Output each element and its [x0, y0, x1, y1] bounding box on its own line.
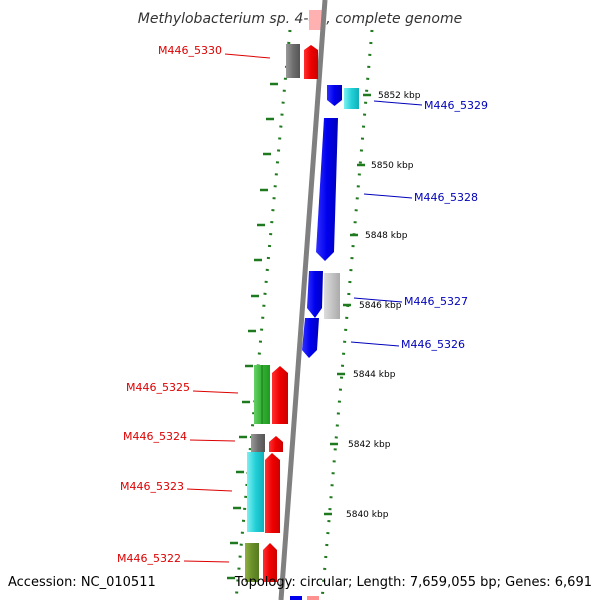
- gene-gray-small: [251, 434, 265, 452]
- gene-label-M446_5322: M446_5322: [117, 552, 181, 565]
- gene-M446_5327: [307, 271, 323, 318]
- kbp-label: 5846 kbp: [359, 301, 402, 311]
- accession-text: Accession: NC_010511: [8, 575, 156, 590]
- kbp-label: 5840 kbp: [346, 510, 389, 520]
- gene-partial-bottom-red: [307, 596, 319, 600]
- gene-M446_5326: [302, 318, 319, 358]
- kbp-label: 5852 kbp: [378, 91, 421, 101]
- genes-forward-strand: [290, 85, 359, 600]
- ruler-right-ticks: [324, 93, 371, 516]
- leader-lines-right: [350, 100, 423, 347]
- genome-backbone: [278, 0, 328, 600]
- gene-cyan-long: [247, 452, 264, 532]
- gene-label-M446_5329: M446_5329: [424, 99, 488, 112]
- gene-lightgray: [324, 273, 340, 319]
- kbp-label: 5850 kbp: [371, 161, 414, 171]
- gene-M446_5329: [344, 88, 359, 109]
- topology-text: Topology: circular; Length: 7,659,055 bp…: [234, 575, 592, 590]
- gene-gray: [286, 44, 300, 78]
- gene-partial-bottom-blue: [290, 596, 302, 600]
- gene-M446_5324: [269, 436, 283, 452]
- gene-label-M446_5326: M446_5326: [401, 338, 465, 351]
- gene-partial-top: [309, 10, 323, 30]
- gene-label-M446_5330: M446_5330: [158, 44, 222, 57]
- genes-reverse-strand: [245, 44, 318, 582]
- gene-label-M446_5325: M446_5325: [126, 381, 190, 394]
- gene-M446_5323: [265, 453, 280, 533]
- gene-M446_5328: [316, 118, 338, 261]
- kbp-label: 5842 kbp: [348, 440, 391, 450]
- gene-label-M446_5327: M446_5327: [404, 295, 468, 308]
- gene-olive: [245, 543, 259, 582]
- gene-label-M446_5324: M446_5324: [123, 430, 187, 443]
- map-title: Methylobacterium sp. 4-46, complete geno…: [138, 11, 462, 27]
- ruler-left-ticks: [227, 82, 278, 580]
- kbp-label: 5844 kbp: [353, 370, 396, 380]
- gene-M446_5330: [304, 45, 318, 79]
- gene-labels-left: M446_5330 M446_5325 M446_5324 M446_5323 …: [117, 44, 222, 565]
- gene-label-M446_5323: M446_5323: [120, 480, 184, 493]
- kbp-label: 5848 kbp: [365, 231, 408, 241]
- kbp-labels: 5852 kbp 5850 kbp 5848 kbp 5846 kbp 5844…: [346, 91, 421, 520]
- gene-label-M446_5328: M446_5328: [414, 191, 478, 204]
- gene-M446_5325: [272, 366, 288, 424]
- gene-labels-right: M446_5329 M446_5328 M446_5327 M446_5326: [401, 99, 488, 351]
- leader-lines-left: [183, 53, 271, 563]
- gene-M446_5322: [263, 543, 277, 582]
- gene-M446_5329-arrow: [327, 85, 342, 106]
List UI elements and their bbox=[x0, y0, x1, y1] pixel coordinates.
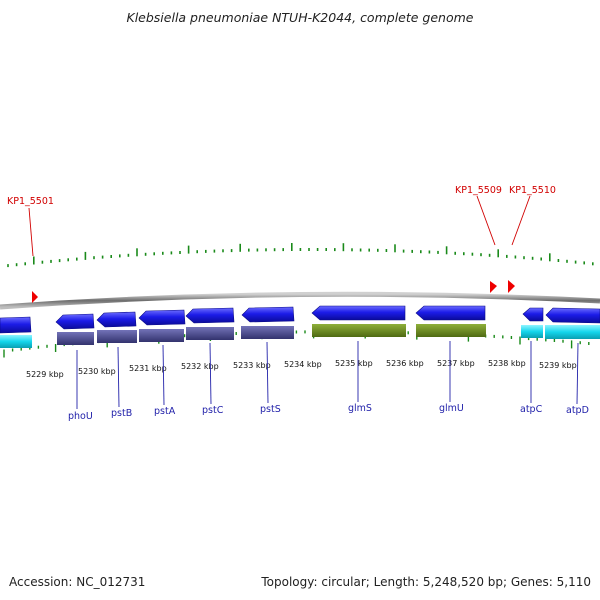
gene-arrow[interactable] bbox=[311, 305, 406, 321]
scale-label: 5230 kbp bbox=[78, 367, 116, 376]
scale-label: 5235 kbp bbox=[335, 359, 373, 368]
cds-block[interactable] bbox=[312, 324, 406, 337]
scale-label: 5231 kbp bbox=[129, 364, 167, 373]
upper-tick-track bbox=[7, 243, 594, 268]
gene-arrow[interactable] bbox=[138, 309, 186, 326]
gene-arrow-track bbox=[0, 305, 600, 334]
leader-line bbox=[576, 342, 579, 405]
cds-block[interactable] bbox=[0, 335, 32, 348]
scale-label: 5234 kbp bbox=[284, 360, 322, 369]
leader-line bbox=[209, 342, 212, 405]
red-feature-marker[interactable] bbox=[490, 281, 497, 293]
leader-line bbox=[511, 195, 531, 246]
gene-arrow[interactable] bbox=[241, 306, 295, 323]
accession-text: Accession: NC_012731 bbox=[9, 575, 146, 589]
gene-arrow[interactable] bbox=[0, 316, 32, 334]
gene-arrow[interactable] bbox=[522, 307, 544, 322]
scale-label: 5232 kbp bbox=[181, 362, 219, 371]
gene-leader-lines bbox=[76, 341, 579, 409]
cds-track bbox=[0, 324, 600, 348]
scale-labels: 5229 kbp 5230 kbp 5231 kbp 5232 kbp 5233… bbox=[26, 359, 577, 379]
cds-block[interactable] bbox=[139, 329, 184, 342]
gene-label-pstb[interactable]: pstB bbox=[111, 408, 132, 419]
cds-block[interactable] bbox=[97, 330, 137, 343]
leader-line bbox=[162, 344, 165, 406]
scale-label: 5237 kbp bbox=[437, 359, 475, 368]
gene-arrow[interactable] bbox=[96, 311, 137, 328]
cds-block[interactable] bbox=[545, 325, 600, 339]
gene-label-atpd[interactable]: atpD bbox=[566, 405, 589, 416]
scale-label: 5236 kbp bbox=[386, 359, 424, 368]
scale-label: 5229 kbp bbox=[26, 370, 64, 379]
scale-label: 5239 kbp bbox=[539, 361, 577, 370]
red-feature-marker[interactable] bbox=[32, 291, 38, 303]
feature-label-kp1-5510[interactable]: KP1_5510 bbox=[509, 185, 556, 196]
cds-block[interactable] bbox=[416, 324, 486, 337]
gene-label-psts[interactable]: pstS bbox=[260, 404, 281, 415]
gene-label-atpc[interactable]: atpC bbox=[520, 404, 543, 415]
genome-summary-text: Topology: circular; Length: 5,248,520 bp… bbox=[261, 575, 591, 589]
cds-block[interactable] bbox=[521, 325, 543, 338]
map-title: Klebsiella pneumoniae NTUH-K2044, comple… bbox=[126, 10, 474, 25]
red-feature-labels: KP1_5501 KP1_5509 KP1_5510 bbox=[7, 185, 556, 207]
cds-block[interactable] bbox=[186, 327, 234, 340]
scale-label: 5233 kbp bbox=[233, 361, 271, 370]
feature-label-kp1-5501[interactable]: KP1_5501 bbox=[7, 196, 54, 207]
leader-line bbox=[266, 341, 269, 404]
genome-backbone bbox=[0, 291, 600, 310]
cds-block[interactable] bbox=[241, 326, 294, 339]
cds-block[interactable] bbox=[57, 332, 94, 345]
gene-arrow[interactable] bbox=[545, 307, 600, 324]
leader-line bbox=[28, 207, 34, 257]
gene-label-pstc[interactable]: pstC bbox=[202, 405, 224, 416]
gene-label-psta[interactable]: pstA bbox=[154, 406, 176, 417]
red-leader-lines bbox=[28, 195, 531, 257]
leader-line bbox=[476, 195, 496, 246]
gene-arrow[interactable] bbox=[55, 313, 95, 330]
gene-label-glmu[interactable]: glmU bbox=[439, 403, 464, 414]
gene-labels: phoU pstB pstA pstC pstS glmS glmU atpC … bbox=[68, 403, 589, 422]
gene-label-glms[interactable]: glmS bbox=[348, 403, 372, 414]
gene-arrow[interactable] bbox=[185, 307, 235, 324]
scale-label: 5238 kbp bbox=[488, 359, 526, 368]
gene-label-phou[interactable]: phoU bbox=[68, 411, 93, 422]
red-feature-marker[interactable] bbox=[508, 280, 515, 293]
leader-line bbox=[117, 346, 120, 408]
feature-label-kp1-5509[interactable]: KP1_5509 bbox=[455, 185, 502, 196]
gene-arrow[interactable] bbox=[415, 305, 486, 321]
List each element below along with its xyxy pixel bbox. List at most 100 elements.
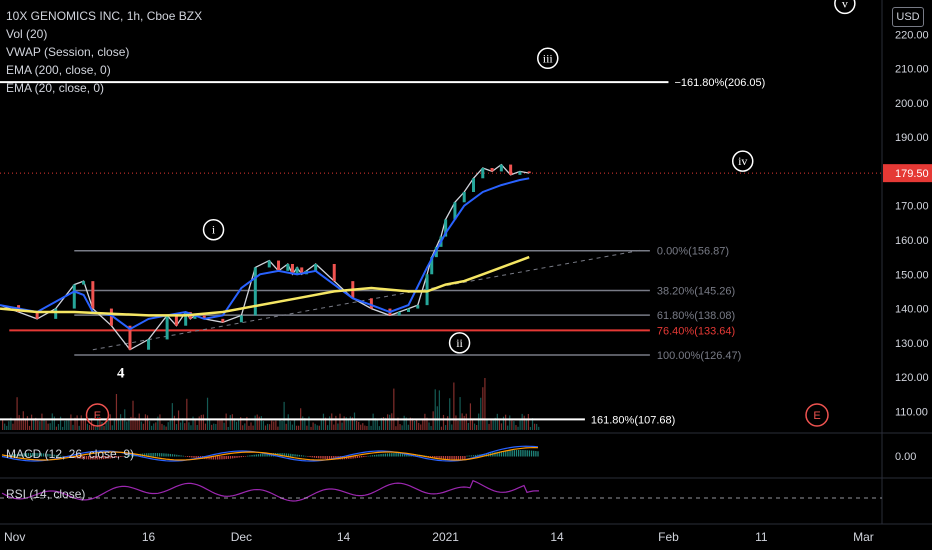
volume-bar [505,414,507,430]
price-tick-label: 210.00 [895,64,929,76]
macd-histogram-bar [266,453,268,457]
legend-vwap[interactable]: VWAP (Session, close) [6,45,130,59]
legend-ema200[interactable]: EMA (200, close, 0) [6,63,111,77]
volume-bar [45,420,47,430]
macd-histogram-bar [195,456,197,459]
volume-bar [86,423,89,430]
price-candle [202,315,206,319]
volume-bar [536,423,538,430]
macd-histogram-bar [462,456,464,460]
macd-histogram-bar [447,456,449,460]
macd-histogram-bar [167,453,169,457]
volume-bar [39,421,41,430]
macd-histogram-bar [483,453,485,457]
volume-bar [347,419,349,430]
macd-histogram-bar [94,456,96,460]
macd-histogram-bar [522,450,524,457]
last-price-badge [883,164,932,183]
price-candle [82,281,86,285]
last-price-label: 179.50 [895,168,929,180]
volume-bar [343,416,345,430]
macd-histogram-bar [148,453,150,457]
volume-bar [329,416,331,430]
legend-symbol[interactable]: 10X GENOMICS INC, 1h, Cboe BZX [6,9,203,23]
macd-histogram-bar [79,456,81,459]
volume-bar [507,425,509,430]
volume-bar [26,416,29,430]
volume-bar [476,425,478,430]
macd-histogram-bar [83,456,85,460]
volume-bar [221,418,223,430]
volume-bar [126,421,128,430]
price-tick-label: 220.00 [895,29,929,41]
volume-bar [237,418,240,430]
volume-bar [397,417,399,430]
time-tick-label: 2021 [432,530,459,544]
price-candle [300,267,304,275]
volume-bar [273,421,275,430]
volume-layer [2,377,540,430]
price-candle [527,171,531,174]
volume-bar [219,420,221,430]
volume-bar [64,420,66,430]
extension-level-label: 161.80%(107.68) [591,414,675,426]
volume-bar [84,420,86,430]
volume-bar [333,424,335,430]
price-candle [35,312,39,319]
volume-bar [469,403,472,430]
volume-bar [434,389,436,430]
volume-bar [235,421,238,430]
macd-histogram-bar [242,456,245,457]
volume-bar [165,426,167,430]
chart-legend: 10X GENOMICS INC, 1h, Cboe BZX Vol (20) … [6,7,202,97]
macd-histogram-bar [391,453,393,457]
currency-button[interactable]: USD [892,7,924,27]
volume-bar [209,419,211,430]
rsi-pane-label[interactable]: RSI (14, close) [6,487,86,501]
macd-histogram-bar [107,456,109,459]
volume-bar [424,413,426,430]
price-candle [397,312,401,316]
price-candle [407,308,411,312]
volume-bar [337,423,339,430]
volume-bar [215,423,217,430]
volume-bar [8,421,10,430]
volume-bar [411,418,414,430]
volume-bar [80,415,82,430]
volume-bar [492,419,494,430]
volume-bar [405,417,407,430]
time-tick-label: Dec [231,530,252,544]
macd-histogram-bar [464,456,466,460]
macd-histogram-bar [315,456,318,458]
macd-histogram-bar [137,454,139,457]
macd-histogram-bar [98,456,101,460]
macd-histogram-bar [174,454,176,457]
volume-bar [142,423,144,430]
macd-pane-label[interactable]: MACD (12, 26, close, 9) [6,447,135,461]
price-candle [184,312,188,326]
macd-signal-line [1,446,539,461]
legend-ema20[interactable]: EMA (20, close, 0) [6,81,105,95]
macd-histogram-bar [118,456,120,458]
volume-bar [78,425,80,430]
volume-bar [182,418,184,430]
volume-bar [527,414,529,430]
macd-histogram-bar [45,453,47,457]
macd-histogram-bar [260,453,262,457]
macd-histogram-bar [494,452,496,457]
volume-bar [225,413,227,430]
macd-histogram-bar [229,456,232,459]
macd-histogram-bar [307,456,309,457]
macd-histogram-bar [371,455,374,457]
legend-vol[interactable]: Vol (20) [6,27,48,41]
macd-histogram-bar [399,453,402,457]
volume-bar [155,422,157,430]
price-line [0,163,530,351]
volume-bar [484,377,486,430]
volume-bar [353,412,356,430]
macd-histogram-bar [470,455,472,457]
volume-bar [10,417,12,430]
price-candle [72,284,76,309]
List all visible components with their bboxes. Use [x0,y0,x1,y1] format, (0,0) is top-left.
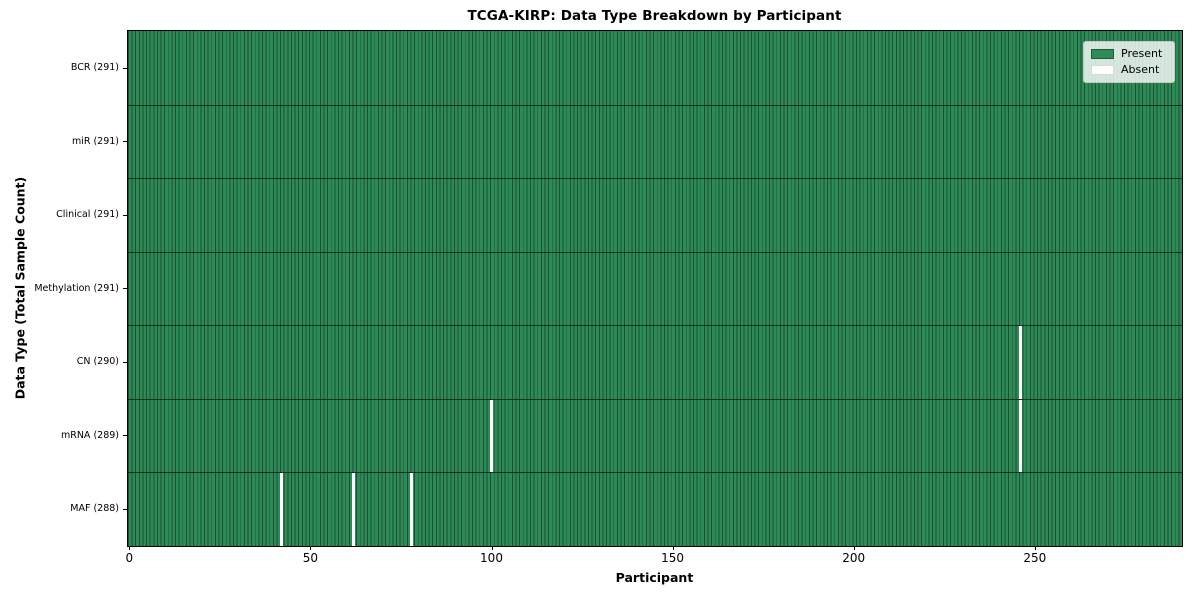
row-mir [127,104,1182,179]
ytick-mark [123,508,127,510]
chart-title: TCGA-KIRP: Data Type Breakdown by Partic… [467,8,842,24]
xtick-mark [491,546,493,550]
xtick-label: 200 [842,551,866,565]
xtick-label: 0 [125,551,134,565]
legend: Present Absent [1083,41,1175,83]
xtick-label: 50 [302,551,319,565]
absent-cell [490,399,493,472]
ytick-label-mir: miR (291) [71,135,119,147]
ytick-mark [123,435,127,437]
ytick-label-mrna: mRNA (289) [60,429,119,441]
xtick-label: 150 [661,551,685,565]
absent-cell [279,473,283,546]
legend-label-absent: Absent [1121,63,1160,76]
legend-entry-absent: Absent [1091,64,1174,76]
x-axis-label: Participant [615,570,694,585]
absent-cell [410,473,414,546]
ytick-mark [123,288,127,290]
xtick-mark [672,546,674,550]
row-methylation [127,251,1182,326]
xtick-mark [1034,546,1036,550]
ytick-mark [123,214,127,216]
ytick-label-methylation: Methylation (291) [34,282,119,294]
row-bcr [128,31,1182,105]
ytick-label-cn: CN (290) [76,356,119,368]
present-swatch-icon [1091,49,1114,59]
row-clinical [127,178,1182,252]
ytick-mark [123,67,127,69]
absent-swatch-icon [1091,65,1114,75]
xtick-mark [310,546,312,550]
ytick-label-bcr: BCR (291) [70,62,119,74]
row-cn [127,325,1182,399]
ytick-mark [123,361,127,363]
xtick-label: 250 [1023,551,1047,565]
absent-cell [352,473,356,546]
legend-entry-present: Present [1091,48,1174,60]
row-mrna [127,398,1182,472]
legend-label-present: Present [1121,47,1163,60]
heatmap-plot-area [126,30,1183,547]
ytick-label-clinical: Clinical (291) [56,209,119,221]
xtick-mark [853,546,855,550]
xtick-label: 100 [480,551,503,565]
absent-cell [1018,399,1022,472]
ytick-label-maf: MAF (288) [70,503,119,515]
absent-cell [1018,326,1022,399]
ytick-mark [123,141,127,143]
xtick-mark [129,546,131,550]
row-maf [127,472,1182,546]
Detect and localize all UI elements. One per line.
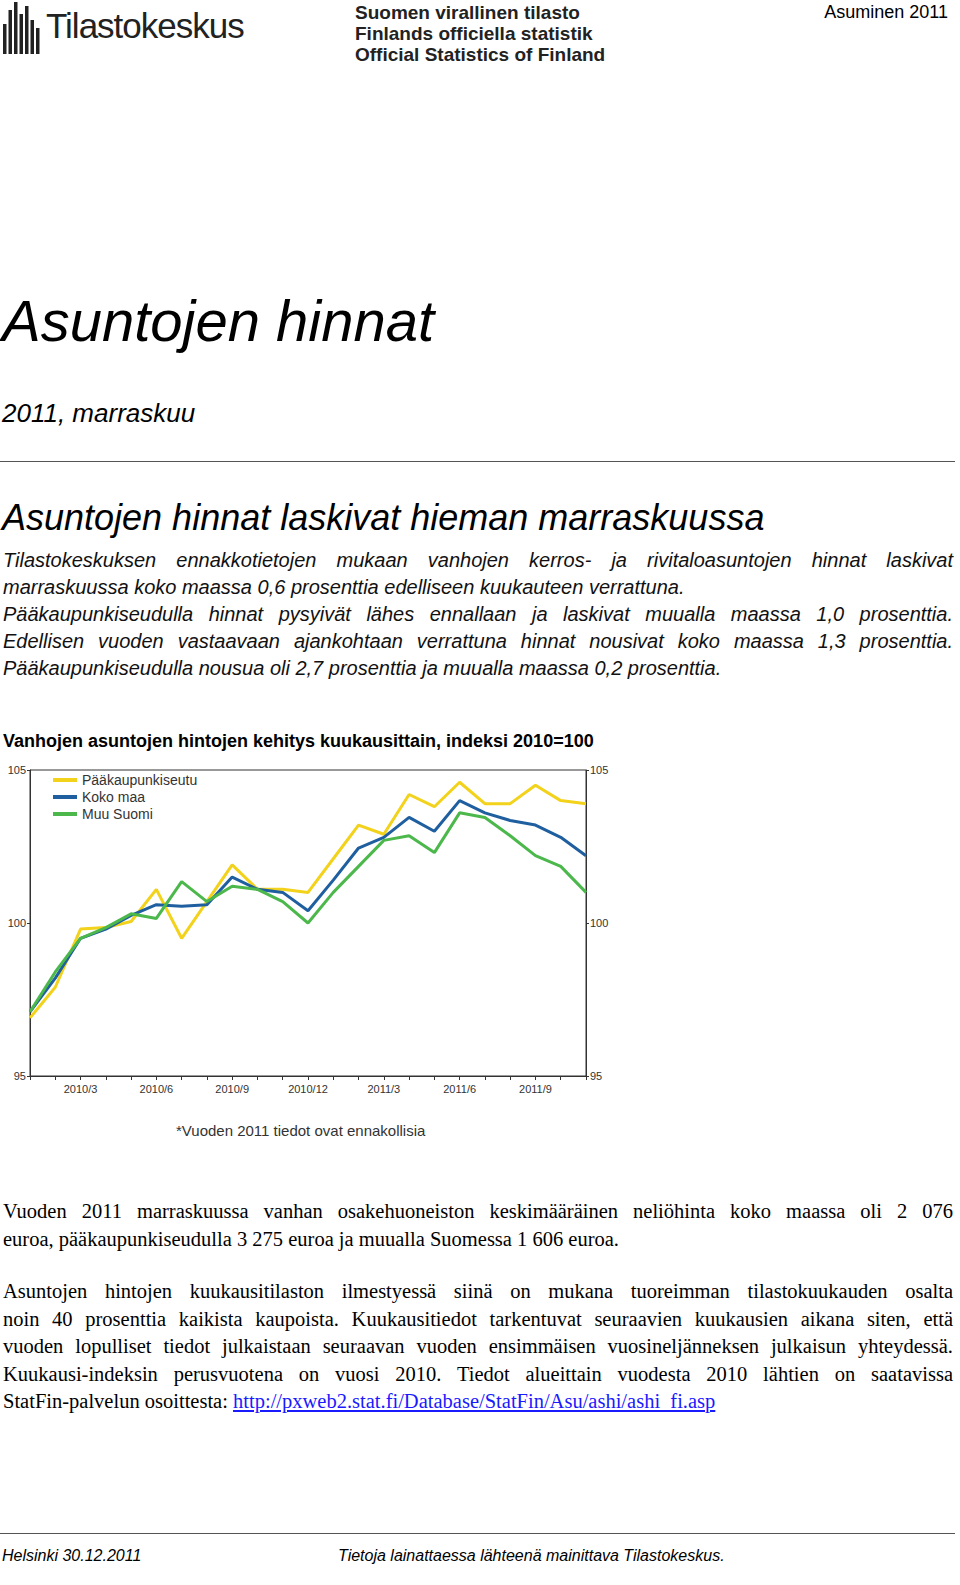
svg-text:Pääkaupunkiseutu: Pääkaupunkiseutu <box>82 772 197 788</box>
svg-text:2010/12: 2010/12 <box>288 1083 328 1095</box>
svg-text:105: 105 <box>590 764 608 776</box>
svg-text:2011/9: 2011/9 <box>519 1083 552 1095</box>
html-text:Finlands officiella statistik: Finlands officiella statistik <box>355 23 593 44</box>
html-text:Vanhojen asuntojen hintojen ke: Vanhojen asuntojen hintojen kehitys kuuk… <box>3 731 594 751</box>
html-text:Kuukausi-indeksin perusvuotena: Kuukausi-indeksin perusvuotena on vuosi … <box>3 1362 953 1385</box>
html-text:euroa, pääkaupunkiseudulla 3 2: euroa, pääkaupunkiseudulla 3 275 euroa j… <box>3 1227 619 1250</box>
html-text:2011, marraskuu: 2011, marraskuu <box>2 398 196 428</box>
svg-text:100: 100 <box>590 917 608 929</box>
svg-text:Muu Suomi: Muu Suomi <box>82 806 153 822</box>
svg-text:2011/3: 2011/3 <box>367 1083 400 1095</box>
svg-text:Koko maa: Koko maa <box>82 789 145 805</box>
html-text:Edellisen vuoden vastaavaan aj: Edellisen vuoden vastaavaan ajankohtaan … <box>3 630 953 652</box>
html-text:noin 40 prosenttia kaikista ka: noin 40 prosenttia kaikista kaupoista. K… <box>3 1307 953 1330</box>
html-text:Official Statistics of Finland: Official Statistics of Finland <box>355 44 606 65</box>
html-text:marraskuussa koko maassa 0,6 p: marraskuussa koko maassa 0,6 prosenttia … <box>3 576 685 598</box>
html-text:*Vuoden 2011 tiedot ovat ennak: *Vuoden 2011 tiedot ovat ennakollisia <box>176 1122 426 1139</box>
svg-text:105: 105 <box>8 764 26 776</box>
html-text:Asuntojen hinnat laskivat hiem: Asuntojen hinnat laskivat hieman marrask… <box>2 497 765 538</box>
svg-text:100: 100 <box>8 917 26 929</box>
html-text:Pääkaupunkiseudulla nousua oli: Pääkaupunkiseudulla nousua oli 2,7 prose… <box>3 657 722 679</box>
html-text:vuoden lopulliset tiedot julka: vuoden lopulliset tiedot julkaistaan seu… <box>3 1335 953 1357</box>
html-text:Pääkaupunkiseudulla hinnat pys: Pääkaupunkiseudulla hinnat pysyivät lähe… <box>3 603 953 625</box>
svg-text:95: 95 <box>14 1070 26 1082</box>
html-text:Tilastokeskus: Tilastokeskus <box>46 6 244 45</box>
html-text:Asuntojen hintojen kuukausitil: Asuntojen hintojen kuukausitilaston ilme… <box>3 1280 953 1302</box>
html-text:Suomen virallinen tilasto: Suomen virallinen tilasto <box>355 2 580 23</box>
svg-text:2011/6: 2011/6 <box>443 1083 476 1095</box>
svg-text:95: 95 <box>590 1070 602 1082</box>
svg-text:2010/6: 2010/6 <box>140 1083 174 1095</box>
html-text:Asuntojen hinnat: Asuntojen hinnat <box>2 288 435 353</box>
html-text:Helsinki 30.12.2011: Helsinki 30.12.2011 <box>2 1547 142 1564</box>
html-text:Tilastokeskuksen ennakkotietoj: Tilastokeskuksen ennakkotietojen mukaan … <box>3 549 953 571</box>
html-text:Tietoja lainattaessa lähteenä: Tietoja lainattaessa lähteenä mainittava… <box>338 1547 725 1564</box>
html-text:StatFin-palvelun osoittesta: h: StatFin-palvelun osoittesta: http://pxwe… <box>3 1390 716 1412</box>
html-text:Vuoden 2011 marraskuussa vanha: Vuoden 2011 marraskuussa vanhan osakehuo… <box>3 1200 953 1222</box>
svg-text:2010/3: 2010/3 <box>64 1083 98 1095</box>
html-text:Asuminen 2011: Asuminen 2011 <box>824 2 948 22</box>
svg-text:2010/9: 2010/9 <box>215 1083 249 1095</box>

--

Read through the lines above and collect those that contain the string "pixel".

• **ANSWER SPACE**
List UI elements and their bbox=[x0, y0, x1, y1] pixel coordinates.
List each element below along with its xyxy pixel bbox. List at most 100 elements.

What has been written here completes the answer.